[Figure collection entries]
^^^^^^^^^^^^^^^^

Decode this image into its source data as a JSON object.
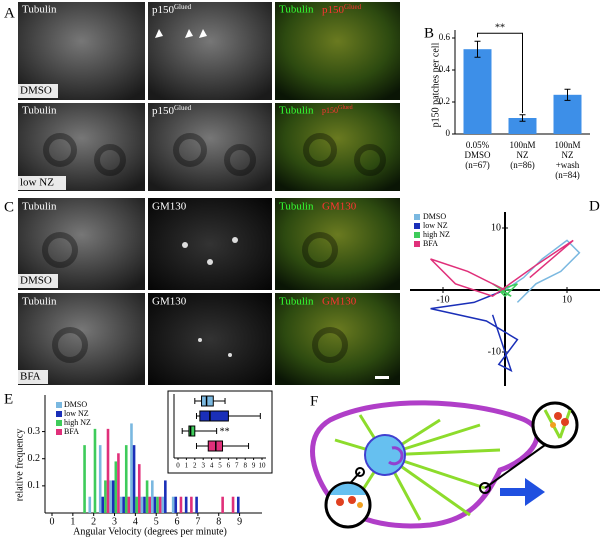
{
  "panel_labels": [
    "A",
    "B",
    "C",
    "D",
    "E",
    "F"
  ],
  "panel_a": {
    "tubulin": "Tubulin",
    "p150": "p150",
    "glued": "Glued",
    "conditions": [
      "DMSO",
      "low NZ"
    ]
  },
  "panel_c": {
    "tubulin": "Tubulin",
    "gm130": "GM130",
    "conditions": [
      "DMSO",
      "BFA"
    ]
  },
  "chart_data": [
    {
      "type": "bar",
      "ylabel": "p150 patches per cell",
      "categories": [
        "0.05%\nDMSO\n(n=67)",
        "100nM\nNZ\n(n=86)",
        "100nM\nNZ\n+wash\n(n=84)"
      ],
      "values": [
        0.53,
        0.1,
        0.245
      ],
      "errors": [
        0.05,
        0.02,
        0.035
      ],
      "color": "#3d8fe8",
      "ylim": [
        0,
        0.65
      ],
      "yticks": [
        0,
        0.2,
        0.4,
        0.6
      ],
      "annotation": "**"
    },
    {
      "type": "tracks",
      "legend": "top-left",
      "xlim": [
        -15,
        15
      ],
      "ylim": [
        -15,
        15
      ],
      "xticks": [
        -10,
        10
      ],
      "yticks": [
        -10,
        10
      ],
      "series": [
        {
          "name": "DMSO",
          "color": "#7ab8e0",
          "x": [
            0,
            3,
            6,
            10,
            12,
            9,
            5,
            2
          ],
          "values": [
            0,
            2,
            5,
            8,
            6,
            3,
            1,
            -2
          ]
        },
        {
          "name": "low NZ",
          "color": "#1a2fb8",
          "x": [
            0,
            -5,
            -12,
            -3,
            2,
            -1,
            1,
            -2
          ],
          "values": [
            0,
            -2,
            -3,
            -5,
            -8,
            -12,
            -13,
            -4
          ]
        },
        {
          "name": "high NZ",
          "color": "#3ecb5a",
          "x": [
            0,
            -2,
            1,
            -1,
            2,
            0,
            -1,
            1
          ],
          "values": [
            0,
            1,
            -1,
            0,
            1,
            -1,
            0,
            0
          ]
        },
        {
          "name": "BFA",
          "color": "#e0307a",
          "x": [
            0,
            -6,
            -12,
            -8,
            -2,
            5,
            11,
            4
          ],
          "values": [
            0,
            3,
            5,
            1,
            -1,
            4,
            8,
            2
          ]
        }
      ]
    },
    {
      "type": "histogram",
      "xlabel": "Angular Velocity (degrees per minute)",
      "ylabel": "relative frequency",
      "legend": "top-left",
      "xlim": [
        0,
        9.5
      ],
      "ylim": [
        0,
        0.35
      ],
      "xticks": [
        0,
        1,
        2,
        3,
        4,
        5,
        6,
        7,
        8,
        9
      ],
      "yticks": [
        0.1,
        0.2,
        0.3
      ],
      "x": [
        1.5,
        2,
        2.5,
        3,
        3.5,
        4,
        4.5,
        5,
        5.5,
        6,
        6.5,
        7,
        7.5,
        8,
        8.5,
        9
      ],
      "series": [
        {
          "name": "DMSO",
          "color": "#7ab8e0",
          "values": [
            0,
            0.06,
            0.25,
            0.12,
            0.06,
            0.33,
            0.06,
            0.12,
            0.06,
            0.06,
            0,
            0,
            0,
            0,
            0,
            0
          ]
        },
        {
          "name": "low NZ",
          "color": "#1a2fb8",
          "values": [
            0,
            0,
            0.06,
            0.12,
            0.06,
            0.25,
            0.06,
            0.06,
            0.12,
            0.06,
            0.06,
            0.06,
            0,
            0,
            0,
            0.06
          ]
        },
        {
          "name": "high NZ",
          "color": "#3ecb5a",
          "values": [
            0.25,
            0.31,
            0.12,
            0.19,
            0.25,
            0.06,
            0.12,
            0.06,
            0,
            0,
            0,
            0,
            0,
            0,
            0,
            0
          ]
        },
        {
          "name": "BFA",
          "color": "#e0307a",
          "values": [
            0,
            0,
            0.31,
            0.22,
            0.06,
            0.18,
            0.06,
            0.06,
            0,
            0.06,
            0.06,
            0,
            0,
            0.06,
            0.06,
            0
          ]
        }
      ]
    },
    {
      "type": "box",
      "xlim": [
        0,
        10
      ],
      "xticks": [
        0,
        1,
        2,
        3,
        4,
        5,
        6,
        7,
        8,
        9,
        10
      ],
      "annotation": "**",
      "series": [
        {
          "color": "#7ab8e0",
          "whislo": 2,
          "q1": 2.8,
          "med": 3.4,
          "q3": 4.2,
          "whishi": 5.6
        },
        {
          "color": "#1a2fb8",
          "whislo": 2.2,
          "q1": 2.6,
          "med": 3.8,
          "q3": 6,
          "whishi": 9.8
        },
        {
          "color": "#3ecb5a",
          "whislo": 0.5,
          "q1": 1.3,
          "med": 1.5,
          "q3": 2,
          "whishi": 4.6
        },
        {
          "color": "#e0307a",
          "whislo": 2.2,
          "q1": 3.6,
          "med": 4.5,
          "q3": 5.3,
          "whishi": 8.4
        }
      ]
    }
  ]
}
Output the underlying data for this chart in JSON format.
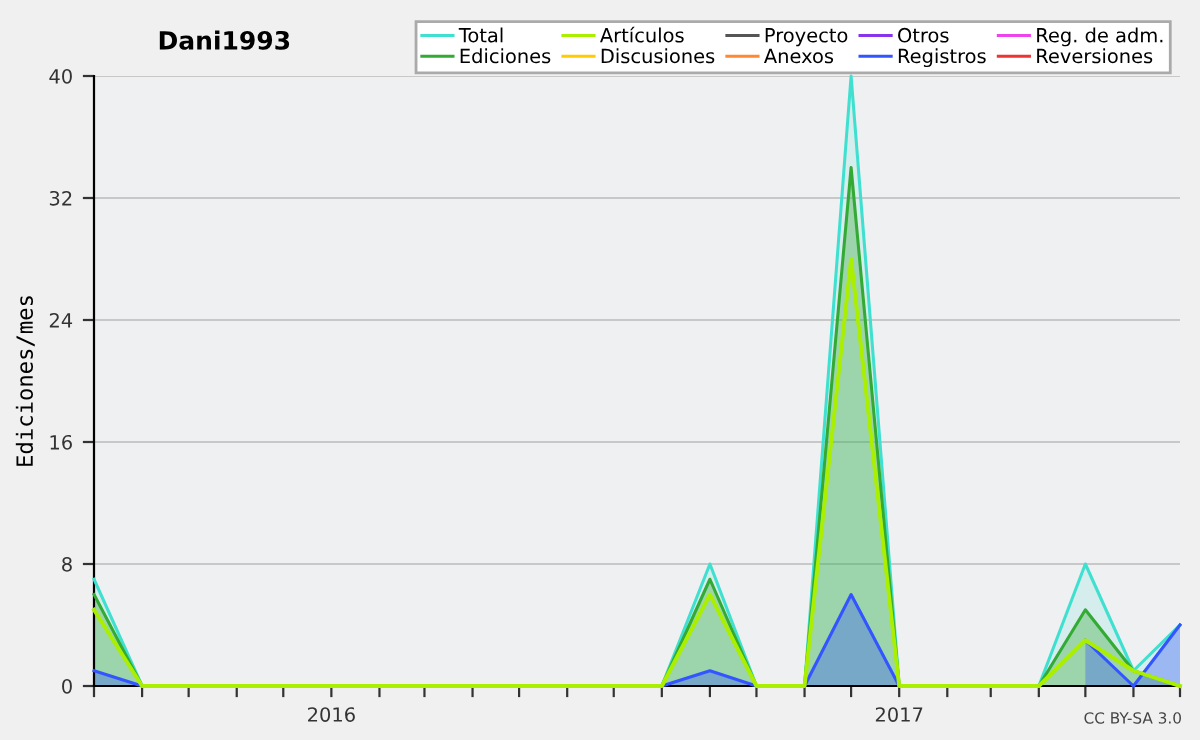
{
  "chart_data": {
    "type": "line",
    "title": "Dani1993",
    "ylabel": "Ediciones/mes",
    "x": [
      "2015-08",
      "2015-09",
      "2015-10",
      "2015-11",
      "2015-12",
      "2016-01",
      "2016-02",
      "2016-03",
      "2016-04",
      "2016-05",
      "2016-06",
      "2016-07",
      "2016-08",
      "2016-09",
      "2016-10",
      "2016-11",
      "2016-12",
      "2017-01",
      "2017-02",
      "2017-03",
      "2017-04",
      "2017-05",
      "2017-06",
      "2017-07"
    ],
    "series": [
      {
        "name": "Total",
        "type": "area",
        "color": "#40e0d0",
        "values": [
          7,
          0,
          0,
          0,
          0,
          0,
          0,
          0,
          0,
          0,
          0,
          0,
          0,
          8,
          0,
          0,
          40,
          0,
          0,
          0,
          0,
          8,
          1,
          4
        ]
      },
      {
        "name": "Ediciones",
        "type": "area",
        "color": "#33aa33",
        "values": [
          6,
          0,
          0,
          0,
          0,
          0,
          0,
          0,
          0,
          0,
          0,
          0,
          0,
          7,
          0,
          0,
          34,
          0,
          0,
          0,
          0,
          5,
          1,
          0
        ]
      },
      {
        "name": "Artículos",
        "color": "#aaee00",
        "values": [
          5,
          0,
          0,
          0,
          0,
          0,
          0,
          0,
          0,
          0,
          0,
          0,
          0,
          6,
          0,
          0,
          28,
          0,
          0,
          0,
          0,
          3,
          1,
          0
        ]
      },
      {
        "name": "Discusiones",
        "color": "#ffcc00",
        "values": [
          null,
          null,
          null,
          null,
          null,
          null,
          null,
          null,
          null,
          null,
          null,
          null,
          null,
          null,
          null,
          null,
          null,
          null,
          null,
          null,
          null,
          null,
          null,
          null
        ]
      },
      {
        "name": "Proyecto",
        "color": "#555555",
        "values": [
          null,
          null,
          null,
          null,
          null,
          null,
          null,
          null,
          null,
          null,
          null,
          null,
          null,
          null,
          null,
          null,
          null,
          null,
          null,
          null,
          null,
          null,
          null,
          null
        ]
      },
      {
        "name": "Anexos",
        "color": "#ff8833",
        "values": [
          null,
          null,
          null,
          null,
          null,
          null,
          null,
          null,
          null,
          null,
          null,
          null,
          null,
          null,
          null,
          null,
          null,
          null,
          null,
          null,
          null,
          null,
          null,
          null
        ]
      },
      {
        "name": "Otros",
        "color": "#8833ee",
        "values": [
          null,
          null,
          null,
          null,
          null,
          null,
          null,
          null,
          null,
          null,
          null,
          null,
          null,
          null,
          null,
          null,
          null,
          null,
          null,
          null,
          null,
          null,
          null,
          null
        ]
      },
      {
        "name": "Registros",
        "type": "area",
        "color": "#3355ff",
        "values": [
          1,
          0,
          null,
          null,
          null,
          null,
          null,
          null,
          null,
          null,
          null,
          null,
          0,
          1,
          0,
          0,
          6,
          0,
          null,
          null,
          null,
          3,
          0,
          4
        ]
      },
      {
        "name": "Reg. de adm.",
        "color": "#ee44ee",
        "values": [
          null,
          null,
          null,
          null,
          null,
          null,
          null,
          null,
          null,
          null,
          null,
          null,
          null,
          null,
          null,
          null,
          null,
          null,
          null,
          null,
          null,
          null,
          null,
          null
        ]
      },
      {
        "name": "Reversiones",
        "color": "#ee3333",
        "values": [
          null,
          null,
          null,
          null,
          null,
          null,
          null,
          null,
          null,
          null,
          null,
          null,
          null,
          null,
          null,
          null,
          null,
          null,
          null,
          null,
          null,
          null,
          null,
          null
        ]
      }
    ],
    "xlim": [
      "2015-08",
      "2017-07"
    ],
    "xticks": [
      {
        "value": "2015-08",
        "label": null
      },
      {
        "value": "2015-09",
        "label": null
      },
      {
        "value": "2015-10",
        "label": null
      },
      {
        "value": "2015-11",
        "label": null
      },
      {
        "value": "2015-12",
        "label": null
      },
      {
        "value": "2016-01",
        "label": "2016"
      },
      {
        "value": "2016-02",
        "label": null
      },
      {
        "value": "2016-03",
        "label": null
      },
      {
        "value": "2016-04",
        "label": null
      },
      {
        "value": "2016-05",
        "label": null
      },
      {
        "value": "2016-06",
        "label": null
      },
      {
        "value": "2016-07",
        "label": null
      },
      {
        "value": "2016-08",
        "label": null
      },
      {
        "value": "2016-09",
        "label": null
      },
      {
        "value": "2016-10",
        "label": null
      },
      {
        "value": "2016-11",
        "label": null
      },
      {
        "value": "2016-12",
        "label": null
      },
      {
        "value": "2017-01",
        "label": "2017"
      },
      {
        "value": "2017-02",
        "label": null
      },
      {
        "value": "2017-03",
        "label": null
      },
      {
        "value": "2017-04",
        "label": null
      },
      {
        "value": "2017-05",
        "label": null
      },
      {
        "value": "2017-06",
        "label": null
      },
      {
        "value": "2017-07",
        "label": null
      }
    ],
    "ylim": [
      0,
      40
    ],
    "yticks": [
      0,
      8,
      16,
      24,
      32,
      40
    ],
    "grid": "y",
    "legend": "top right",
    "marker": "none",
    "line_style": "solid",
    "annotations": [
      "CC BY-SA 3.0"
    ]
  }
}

^^^^^^^^^^^^^^^^

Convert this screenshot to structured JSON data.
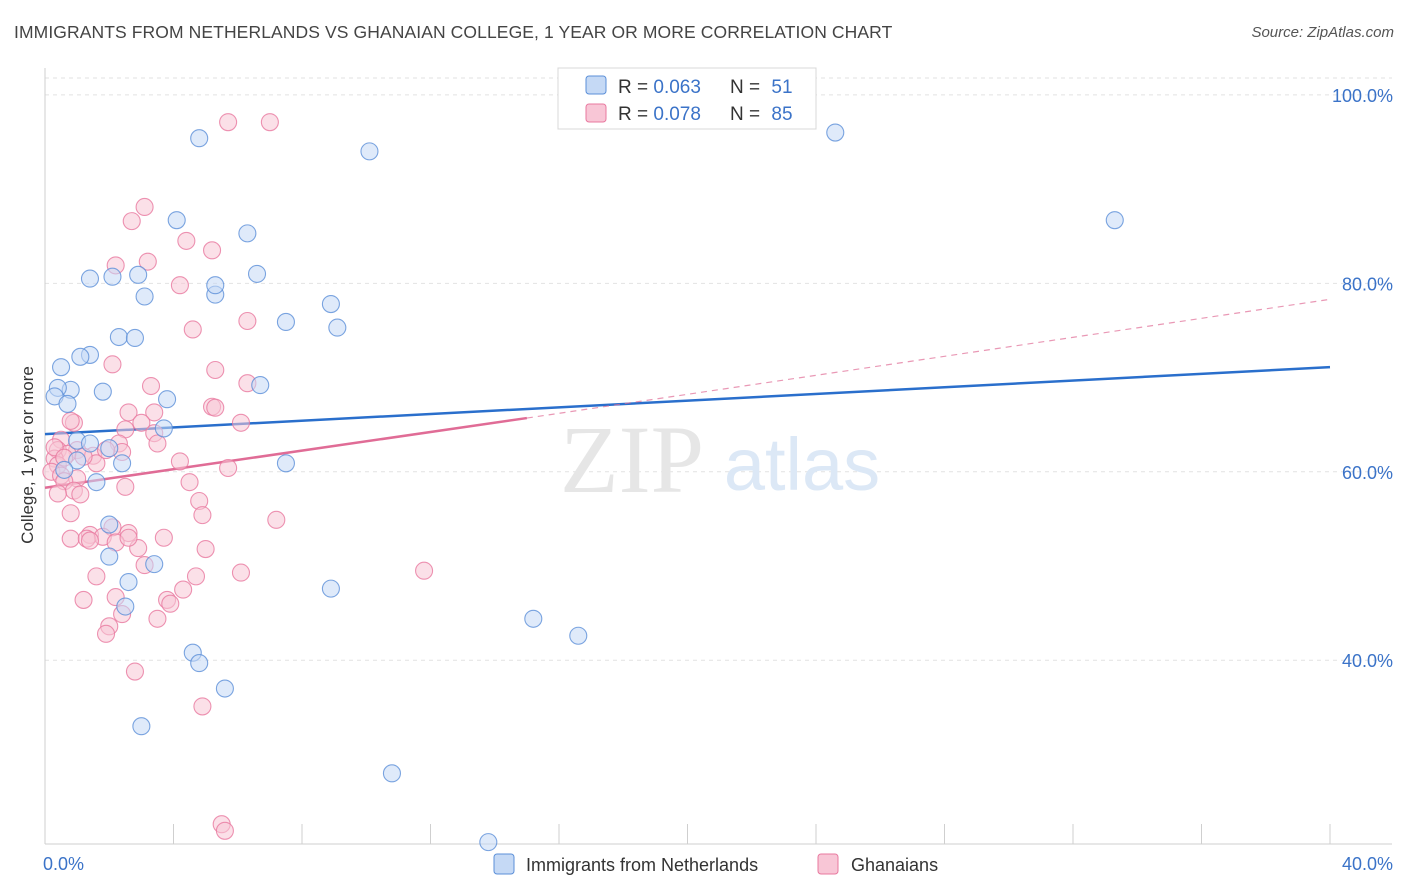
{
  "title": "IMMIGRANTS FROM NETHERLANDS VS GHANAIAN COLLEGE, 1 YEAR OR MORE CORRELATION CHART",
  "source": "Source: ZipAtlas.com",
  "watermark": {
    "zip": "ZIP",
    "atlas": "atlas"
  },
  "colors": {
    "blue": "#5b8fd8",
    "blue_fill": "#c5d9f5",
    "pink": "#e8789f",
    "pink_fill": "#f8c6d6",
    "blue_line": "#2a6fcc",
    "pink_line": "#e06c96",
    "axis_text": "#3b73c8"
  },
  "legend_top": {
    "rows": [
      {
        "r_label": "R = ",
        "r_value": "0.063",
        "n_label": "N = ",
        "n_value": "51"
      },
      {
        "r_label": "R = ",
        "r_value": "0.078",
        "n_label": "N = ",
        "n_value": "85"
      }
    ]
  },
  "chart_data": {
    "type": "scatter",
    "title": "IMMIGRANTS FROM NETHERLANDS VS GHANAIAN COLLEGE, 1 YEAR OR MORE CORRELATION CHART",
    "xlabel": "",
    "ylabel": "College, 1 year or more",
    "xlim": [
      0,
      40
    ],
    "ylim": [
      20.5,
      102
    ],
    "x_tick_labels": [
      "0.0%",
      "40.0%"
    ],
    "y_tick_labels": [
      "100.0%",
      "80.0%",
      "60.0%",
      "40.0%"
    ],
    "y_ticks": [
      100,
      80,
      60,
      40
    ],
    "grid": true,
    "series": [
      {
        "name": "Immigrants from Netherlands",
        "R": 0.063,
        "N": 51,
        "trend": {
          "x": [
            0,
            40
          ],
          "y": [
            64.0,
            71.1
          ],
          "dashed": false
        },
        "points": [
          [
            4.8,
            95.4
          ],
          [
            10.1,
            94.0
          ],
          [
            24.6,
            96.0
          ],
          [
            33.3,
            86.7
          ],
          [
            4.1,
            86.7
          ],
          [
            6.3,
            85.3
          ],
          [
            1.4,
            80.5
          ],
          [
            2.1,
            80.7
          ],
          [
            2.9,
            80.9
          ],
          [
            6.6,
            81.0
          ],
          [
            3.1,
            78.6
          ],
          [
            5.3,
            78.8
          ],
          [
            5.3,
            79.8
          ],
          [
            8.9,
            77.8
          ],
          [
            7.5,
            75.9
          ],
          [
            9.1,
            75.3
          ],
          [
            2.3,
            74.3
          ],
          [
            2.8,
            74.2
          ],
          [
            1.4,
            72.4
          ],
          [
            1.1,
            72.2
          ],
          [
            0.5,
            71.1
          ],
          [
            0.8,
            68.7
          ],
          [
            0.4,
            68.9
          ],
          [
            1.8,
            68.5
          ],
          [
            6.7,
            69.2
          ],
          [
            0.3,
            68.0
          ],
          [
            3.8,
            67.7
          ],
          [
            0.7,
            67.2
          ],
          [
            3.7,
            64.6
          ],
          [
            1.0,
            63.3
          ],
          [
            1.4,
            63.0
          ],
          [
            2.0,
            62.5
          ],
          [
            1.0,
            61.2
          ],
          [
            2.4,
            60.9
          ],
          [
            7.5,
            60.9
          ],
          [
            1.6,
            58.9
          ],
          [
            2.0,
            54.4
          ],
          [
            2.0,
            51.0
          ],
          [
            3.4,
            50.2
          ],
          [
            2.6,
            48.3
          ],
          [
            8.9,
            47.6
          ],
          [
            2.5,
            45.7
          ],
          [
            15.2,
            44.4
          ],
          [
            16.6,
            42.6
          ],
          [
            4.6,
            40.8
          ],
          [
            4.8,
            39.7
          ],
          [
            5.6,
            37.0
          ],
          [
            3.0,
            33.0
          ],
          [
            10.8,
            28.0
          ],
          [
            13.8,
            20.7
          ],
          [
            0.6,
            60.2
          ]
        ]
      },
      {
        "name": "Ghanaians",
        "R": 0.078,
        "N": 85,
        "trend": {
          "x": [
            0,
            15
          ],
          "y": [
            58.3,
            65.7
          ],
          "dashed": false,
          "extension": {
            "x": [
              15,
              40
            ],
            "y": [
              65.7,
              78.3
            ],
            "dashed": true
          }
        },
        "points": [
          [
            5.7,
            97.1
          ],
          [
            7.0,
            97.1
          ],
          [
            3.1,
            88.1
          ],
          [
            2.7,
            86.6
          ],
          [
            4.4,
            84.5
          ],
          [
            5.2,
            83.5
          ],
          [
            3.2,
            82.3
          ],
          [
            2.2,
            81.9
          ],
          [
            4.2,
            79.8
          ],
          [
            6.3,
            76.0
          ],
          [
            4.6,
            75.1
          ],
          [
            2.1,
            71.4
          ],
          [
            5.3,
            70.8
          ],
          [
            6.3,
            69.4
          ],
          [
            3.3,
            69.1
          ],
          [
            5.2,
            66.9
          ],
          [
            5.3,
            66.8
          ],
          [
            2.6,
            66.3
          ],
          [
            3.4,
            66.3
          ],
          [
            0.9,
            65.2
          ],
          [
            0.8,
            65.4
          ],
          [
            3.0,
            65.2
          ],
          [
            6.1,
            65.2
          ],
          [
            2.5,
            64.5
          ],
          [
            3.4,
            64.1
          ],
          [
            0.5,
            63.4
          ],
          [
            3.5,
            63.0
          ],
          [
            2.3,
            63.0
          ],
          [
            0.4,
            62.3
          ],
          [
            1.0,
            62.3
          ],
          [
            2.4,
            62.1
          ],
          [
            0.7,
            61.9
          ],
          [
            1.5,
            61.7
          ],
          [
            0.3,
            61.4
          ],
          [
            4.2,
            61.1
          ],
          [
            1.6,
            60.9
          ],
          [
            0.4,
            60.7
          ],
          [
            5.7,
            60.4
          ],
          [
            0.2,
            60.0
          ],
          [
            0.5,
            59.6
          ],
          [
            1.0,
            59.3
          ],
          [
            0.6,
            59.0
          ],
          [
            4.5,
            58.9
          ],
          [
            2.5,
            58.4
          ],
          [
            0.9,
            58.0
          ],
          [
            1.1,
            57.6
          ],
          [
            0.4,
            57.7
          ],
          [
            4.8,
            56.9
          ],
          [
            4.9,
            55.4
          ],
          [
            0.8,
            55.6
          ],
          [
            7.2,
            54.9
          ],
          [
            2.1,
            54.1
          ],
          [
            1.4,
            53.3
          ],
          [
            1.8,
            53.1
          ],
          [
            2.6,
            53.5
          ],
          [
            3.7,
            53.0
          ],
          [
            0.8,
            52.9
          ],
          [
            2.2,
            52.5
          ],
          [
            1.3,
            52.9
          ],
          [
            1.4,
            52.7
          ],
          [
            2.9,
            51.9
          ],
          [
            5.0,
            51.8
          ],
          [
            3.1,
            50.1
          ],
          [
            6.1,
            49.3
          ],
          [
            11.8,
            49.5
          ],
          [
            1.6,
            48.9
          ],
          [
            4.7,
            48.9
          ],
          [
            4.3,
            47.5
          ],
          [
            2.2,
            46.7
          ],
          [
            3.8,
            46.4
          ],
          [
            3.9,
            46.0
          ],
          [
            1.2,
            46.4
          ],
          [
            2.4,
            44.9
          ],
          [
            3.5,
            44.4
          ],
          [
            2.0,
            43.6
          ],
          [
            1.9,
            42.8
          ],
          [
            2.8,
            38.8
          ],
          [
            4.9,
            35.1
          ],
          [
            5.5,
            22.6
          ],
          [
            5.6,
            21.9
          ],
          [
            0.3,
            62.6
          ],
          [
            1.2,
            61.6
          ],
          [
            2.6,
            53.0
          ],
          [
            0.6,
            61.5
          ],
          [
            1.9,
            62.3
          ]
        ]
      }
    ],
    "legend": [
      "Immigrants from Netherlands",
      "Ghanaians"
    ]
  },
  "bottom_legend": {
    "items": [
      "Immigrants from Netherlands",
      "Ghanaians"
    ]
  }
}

^^^^^^^^^^^^^^^^

What you have to do: Count how many lines above contain the word "this". Reply with the number alone.

Worked solution: 3